- DATA RECORDS
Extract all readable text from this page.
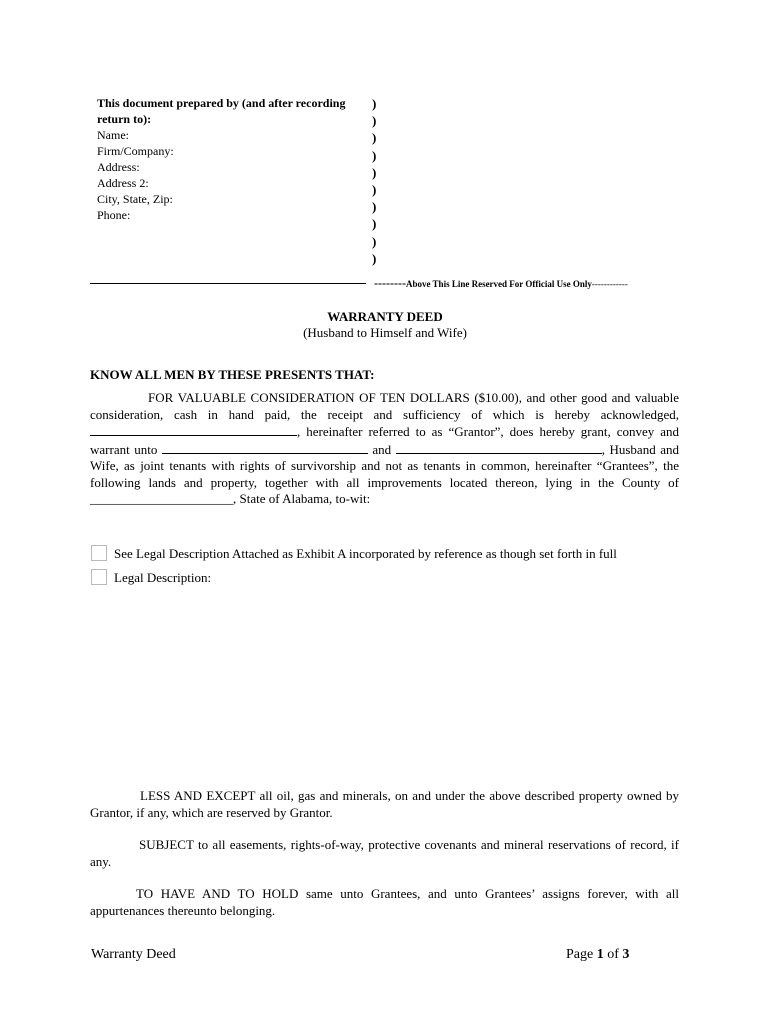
This document prepared by (and after recording return to):
Name:
Firm/Company:
Address:
Address 2:
City, State, Zip:
Phone:
)
)
)
)
)
)
)
)
)
)
--------Above This Line Reserved For Official Use Only------------
WARRANTY DEED
(Husband to Himself and Wife)
KNOW ALL MEN BY THESE PRESENTS THAT:
FOR VALUABLE CONSIDERATION OF TEN DOLLARS ($10.00), and other good and valuable consideration, cash in hand paid, the receipt and sufficiency of which is hereby acknowledged, , hereinafter referred to as “Grantor”, does hereby grant, convey and warrant unto	and	, Husband and Wife, as joint tenants with rights of survivorship and not as tenants in common, hereinafter “Grantees”, the following lands and property, together with all improvements located thereon, lying in the County of ______________________, State of Alabama, to-wit:
See Legal Description Attached as Exhibit A incorporated by reference as though set forth in full
Legal Description:
LESS AND EXCEPT all oil, gas and minerals, on and under the above described property owned by Grantor, if any, which are reserved by Grantor.
SUBJECT to all easements, rights-of-way, protective covenants and mineral reservations of record, if any.
TO HAVE AND TO HOLD same unto Grantees, and unto Grantees’ assigns forever, with all appurtenances thereunto belonging.
Warranty Deed	Page 1 of 3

- WHAT THE TASK REQUIRES
Look above for every line with the word "Description" and copy it.

- FULL ANSWER
See Legal Description Attached as Exhibit A incorporated by reference as though set forth in full
Legal Description:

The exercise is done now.